**MATERIAL FOR THE TASK**
──────
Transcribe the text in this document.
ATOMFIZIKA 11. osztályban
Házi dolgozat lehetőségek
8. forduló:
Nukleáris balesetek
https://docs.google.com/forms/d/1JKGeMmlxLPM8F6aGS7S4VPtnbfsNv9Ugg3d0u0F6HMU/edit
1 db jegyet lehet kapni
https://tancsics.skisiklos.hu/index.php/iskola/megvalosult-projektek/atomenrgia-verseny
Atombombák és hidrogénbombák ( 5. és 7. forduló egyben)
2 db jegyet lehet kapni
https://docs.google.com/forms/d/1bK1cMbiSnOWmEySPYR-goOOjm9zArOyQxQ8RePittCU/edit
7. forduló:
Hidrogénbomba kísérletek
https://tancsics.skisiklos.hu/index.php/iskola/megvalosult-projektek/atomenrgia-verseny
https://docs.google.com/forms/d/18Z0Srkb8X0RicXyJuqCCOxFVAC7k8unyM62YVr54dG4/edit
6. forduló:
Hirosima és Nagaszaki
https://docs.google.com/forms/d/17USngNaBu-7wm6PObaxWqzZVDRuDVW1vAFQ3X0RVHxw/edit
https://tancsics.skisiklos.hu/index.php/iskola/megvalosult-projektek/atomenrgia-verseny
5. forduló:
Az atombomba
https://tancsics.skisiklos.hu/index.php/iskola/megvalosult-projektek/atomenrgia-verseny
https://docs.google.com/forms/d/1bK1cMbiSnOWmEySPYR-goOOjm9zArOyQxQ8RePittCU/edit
──────
**YOUR GOAL**
Reproduce every record, matching each line exactly.

**SOLUTION**
Transcribe the text in this document.
ATOMFIZIKA 11. osztályban
Házi dolgozat lehetőségek
8. forduló:
Nukleáris balesetek
https://docs.google.com/forms/d/1JKGeMmlxLPM8F6aGS7S4VPtnbfsNv9Ugg3d0u0F6HMU/edit
1 db jegyet lehet kapni
https://tancsics.skisiklos.hu/index.php/iskola/megvalosult-projektek/atomenrgia-verseny
Atombombák és hidrogénbombák ( 5. és 7. forduló egyben)
2 db jegyet lehet kapni
https://docs.google.com/forms/d/1bK1cMbiSnOWmEySPYR-goOOjm9zArOyQxQ8RePittCU/edit
7. forduló:
Hidrogénbomba kísérletek
https://tancsics.skisiklos.hu/index.php/iskola/megvalosult-projektek/atomenrgia-verseny
https://docs.google.com/forms/d/18Z0Srkb8X0RicXyJuqCCOxFVAC7k8unyM62YVr54dG4/edit
6. forduló:
Hirosima és Nagaszaki
https://docs.google.com/forms/d/17USngNaBu-7wm6PObaxWqzZVDRuDVW1vAFQ3X0RVHxw/edit
https://tancsics.skisiklos.hu/index.php/iskola/megvalosult-projektek/atomenrgia-verseny
5. forduló:
Az atombomba
https://tancsics.skisiklos.hu/index.php/iskola/megvalosult-projektek/atomenrgia-verseny
https://docs.google.com/forms/d/1bK1cMbiSnOWmEySPYR-goOOjm9zArOyQxQ8RePittCU/edit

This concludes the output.